Your goal - What is the number of lines containing the word "ἑνότητα"? Give that number alone.

[Provided material start]

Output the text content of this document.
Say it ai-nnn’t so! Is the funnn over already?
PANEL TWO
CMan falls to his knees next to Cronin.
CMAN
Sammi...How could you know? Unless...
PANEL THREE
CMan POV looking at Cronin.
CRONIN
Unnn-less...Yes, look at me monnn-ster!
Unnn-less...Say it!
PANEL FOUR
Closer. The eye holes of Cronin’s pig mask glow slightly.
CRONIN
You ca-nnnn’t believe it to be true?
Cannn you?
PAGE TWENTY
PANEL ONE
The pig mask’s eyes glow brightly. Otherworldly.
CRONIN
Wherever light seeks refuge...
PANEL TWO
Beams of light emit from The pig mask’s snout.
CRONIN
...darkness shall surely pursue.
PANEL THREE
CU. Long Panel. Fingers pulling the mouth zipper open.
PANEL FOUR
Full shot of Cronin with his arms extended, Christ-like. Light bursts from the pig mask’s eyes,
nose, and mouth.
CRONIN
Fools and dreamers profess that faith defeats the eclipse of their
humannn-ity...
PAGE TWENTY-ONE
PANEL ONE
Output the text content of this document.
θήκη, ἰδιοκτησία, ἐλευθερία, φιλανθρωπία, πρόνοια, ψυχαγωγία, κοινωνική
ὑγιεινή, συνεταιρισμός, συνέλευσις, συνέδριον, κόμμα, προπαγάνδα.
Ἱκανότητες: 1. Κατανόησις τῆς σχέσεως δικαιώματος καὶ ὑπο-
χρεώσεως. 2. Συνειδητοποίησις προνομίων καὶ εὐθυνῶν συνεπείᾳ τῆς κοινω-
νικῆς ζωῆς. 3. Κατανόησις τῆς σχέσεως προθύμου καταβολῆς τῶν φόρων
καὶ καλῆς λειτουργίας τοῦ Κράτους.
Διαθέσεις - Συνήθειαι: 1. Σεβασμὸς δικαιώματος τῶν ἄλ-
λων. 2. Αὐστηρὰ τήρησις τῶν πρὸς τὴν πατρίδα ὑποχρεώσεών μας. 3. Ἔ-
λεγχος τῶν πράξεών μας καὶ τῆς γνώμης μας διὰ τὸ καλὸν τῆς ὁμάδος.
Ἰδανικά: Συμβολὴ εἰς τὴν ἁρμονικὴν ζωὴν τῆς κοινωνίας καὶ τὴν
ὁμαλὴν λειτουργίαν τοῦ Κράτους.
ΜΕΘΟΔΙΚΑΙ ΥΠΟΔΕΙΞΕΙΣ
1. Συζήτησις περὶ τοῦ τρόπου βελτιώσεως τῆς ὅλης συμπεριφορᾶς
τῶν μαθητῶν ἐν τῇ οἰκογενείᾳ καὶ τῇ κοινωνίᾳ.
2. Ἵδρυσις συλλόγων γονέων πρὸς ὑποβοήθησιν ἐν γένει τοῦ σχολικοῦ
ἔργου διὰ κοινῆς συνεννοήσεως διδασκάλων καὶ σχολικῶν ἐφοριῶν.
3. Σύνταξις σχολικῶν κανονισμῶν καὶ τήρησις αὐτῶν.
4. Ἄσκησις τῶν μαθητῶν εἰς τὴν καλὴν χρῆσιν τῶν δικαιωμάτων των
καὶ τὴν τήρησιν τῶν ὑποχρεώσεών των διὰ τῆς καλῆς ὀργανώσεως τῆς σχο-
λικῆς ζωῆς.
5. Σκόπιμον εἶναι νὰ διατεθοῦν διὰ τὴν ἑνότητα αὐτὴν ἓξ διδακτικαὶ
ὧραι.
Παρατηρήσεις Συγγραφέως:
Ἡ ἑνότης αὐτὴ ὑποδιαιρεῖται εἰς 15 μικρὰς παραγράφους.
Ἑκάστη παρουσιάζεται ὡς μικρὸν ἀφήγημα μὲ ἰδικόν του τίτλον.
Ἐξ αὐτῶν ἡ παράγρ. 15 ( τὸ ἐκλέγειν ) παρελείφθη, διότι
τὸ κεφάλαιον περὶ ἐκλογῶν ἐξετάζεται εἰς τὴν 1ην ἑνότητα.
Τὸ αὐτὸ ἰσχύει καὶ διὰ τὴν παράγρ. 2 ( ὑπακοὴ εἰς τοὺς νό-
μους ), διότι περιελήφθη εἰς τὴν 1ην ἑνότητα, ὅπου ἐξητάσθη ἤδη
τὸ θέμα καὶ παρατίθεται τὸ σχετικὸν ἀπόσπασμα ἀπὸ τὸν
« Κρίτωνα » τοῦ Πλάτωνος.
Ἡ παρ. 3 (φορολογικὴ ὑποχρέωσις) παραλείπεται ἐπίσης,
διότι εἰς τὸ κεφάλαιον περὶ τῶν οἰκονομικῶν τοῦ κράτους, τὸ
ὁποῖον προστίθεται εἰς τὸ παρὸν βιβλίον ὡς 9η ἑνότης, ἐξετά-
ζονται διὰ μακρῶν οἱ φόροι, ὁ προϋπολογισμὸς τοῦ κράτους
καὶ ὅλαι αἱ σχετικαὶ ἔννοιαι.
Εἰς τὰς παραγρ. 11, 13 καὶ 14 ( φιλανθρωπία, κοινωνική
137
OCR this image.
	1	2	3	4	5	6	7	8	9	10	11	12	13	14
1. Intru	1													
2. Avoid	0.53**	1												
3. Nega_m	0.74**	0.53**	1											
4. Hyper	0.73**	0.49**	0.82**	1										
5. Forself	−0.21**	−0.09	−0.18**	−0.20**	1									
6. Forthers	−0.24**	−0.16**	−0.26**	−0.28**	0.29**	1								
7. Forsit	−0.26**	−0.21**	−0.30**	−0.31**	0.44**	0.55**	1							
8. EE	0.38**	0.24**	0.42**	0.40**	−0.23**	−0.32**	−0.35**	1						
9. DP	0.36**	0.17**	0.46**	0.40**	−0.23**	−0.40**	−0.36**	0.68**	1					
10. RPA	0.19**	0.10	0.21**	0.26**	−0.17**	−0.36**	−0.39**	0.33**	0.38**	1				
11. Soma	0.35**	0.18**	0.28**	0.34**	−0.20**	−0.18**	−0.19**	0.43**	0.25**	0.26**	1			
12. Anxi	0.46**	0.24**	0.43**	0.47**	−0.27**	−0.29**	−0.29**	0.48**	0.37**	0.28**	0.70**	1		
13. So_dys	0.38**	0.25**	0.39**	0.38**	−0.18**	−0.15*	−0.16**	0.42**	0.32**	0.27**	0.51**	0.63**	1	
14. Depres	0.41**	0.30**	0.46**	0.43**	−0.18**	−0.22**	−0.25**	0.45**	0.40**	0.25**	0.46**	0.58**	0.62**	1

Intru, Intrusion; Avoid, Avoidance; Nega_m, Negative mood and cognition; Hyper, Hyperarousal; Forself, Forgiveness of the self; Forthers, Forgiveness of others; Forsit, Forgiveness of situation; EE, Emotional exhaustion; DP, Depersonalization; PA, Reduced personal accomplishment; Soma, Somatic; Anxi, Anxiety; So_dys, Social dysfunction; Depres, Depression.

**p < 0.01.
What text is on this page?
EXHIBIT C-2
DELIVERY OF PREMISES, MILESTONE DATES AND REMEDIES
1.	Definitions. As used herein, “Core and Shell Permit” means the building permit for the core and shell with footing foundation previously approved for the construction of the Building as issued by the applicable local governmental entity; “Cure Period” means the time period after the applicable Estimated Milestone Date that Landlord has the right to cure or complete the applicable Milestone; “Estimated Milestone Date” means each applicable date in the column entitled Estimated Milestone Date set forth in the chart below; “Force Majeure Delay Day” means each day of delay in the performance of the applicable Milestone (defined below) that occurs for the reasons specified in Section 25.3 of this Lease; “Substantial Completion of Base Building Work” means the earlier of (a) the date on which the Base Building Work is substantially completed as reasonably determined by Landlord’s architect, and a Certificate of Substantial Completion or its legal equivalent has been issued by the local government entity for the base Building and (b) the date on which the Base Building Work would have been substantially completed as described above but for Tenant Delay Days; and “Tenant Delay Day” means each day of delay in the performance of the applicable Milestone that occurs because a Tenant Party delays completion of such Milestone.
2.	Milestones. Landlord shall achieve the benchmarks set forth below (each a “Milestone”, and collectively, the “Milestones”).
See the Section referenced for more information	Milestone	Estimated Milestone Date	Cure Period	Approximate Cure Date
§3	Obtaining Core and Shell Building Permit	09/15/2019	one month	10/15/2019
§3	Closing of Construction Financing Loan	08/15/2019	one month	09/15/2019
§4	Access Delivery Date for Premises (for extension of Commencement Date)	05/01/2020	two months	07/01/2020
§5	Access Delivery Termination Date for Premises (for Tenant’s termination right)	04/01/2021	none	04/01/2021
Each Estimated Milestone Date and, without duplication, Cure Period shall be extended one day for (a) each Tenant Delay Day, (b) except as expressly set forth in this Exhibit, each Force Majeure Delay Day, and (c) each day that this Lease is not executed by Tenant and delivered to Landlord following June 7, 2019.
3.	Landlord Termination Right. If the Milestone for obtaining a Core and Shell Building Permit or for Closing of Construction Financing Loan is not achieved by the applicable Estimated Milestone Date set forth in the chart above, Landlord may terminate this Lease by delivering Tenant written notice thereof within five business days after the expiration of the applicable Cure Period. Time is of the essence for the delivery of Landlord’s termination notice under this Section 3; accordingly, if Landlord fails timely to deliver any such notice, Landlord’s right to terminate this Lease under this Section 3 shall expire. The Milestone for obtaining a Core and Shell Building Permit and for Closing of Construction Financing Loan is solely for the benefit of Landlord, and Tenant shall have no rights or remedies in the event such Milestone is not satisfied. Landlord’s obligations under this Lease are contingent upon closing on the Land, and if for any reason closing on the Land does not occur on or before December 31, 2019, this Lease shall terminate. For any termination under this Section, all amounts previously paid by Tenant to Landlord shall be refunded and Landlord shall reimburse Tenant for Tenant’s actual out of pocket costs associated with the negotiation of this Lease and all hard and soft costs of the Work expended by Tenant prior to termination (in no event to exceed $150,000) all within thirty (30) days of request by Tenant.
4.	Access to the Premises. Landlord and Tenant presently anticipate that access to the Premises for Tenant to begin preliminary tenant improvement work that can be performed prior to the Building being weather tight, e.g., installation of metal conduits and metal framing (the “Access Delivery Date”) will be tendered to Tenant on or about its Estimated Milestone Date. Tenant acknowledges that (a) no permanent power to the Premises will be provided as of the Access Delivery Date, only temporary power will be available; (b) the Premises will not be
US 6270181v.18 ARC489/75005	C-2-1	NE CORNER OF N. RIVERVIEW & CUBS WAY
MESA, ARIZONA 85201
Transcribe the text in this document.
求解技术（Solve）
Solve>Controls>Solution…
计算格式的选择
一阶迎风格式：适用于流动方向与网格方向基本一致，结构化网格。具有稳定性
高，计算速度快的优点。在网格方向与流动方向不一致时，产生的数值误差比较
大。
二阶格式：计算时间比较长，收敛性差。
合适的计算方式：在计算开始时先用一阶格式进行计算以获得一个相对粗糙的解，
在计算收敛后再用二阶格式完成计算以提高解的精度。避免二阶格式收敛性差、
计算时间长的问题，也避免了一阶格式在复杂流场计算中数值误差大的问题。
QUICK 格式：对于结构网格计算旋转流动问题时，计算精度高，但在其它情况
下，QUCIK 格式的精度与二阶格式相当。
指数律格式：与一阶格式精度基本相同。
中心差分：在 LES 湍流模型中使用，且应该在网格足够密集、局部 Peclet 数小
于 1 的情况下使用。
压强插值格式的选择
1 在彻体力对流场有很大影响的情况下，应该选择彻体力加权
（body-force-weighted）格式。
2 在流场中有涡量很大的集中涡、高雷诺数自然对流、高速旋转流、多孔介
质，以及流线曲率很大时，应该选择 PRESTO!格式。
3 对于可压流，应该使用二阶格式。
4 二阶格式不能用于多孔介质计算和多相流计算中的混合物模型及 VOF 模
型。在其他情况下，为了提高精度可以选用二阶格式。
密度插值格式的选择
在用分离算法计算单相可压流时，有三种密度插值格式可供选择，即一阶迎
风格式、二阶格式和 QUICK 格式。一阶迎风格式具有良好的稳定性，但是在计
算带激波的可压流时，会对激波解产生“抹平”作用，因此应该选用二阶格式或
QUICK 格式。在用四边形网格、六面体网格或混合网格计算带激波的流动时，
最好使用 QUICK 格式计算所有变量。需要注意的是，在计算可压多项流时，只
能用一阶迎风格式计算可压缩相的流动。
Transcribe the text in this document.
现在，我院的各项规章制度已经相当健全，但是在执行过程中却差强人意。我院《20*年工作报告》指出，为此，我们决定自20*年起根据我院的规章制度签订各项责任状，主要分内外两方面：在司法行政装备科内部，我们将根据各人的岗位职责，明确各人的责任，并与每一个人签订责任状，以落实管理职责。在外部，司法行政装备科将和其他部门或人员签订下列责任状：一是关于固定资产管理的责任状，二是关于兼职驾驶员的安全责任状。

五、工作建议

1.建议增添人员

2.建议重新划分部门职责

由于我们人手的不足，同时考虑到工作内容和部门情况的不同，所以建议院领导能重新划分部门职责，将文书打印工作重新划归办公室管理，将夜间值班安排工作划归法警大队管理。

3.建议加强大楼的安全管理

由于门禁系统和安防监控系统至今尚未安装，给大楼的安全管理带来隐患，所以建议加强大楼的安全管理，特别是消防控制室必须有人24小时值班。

[Provided material end]

Correct answer - 3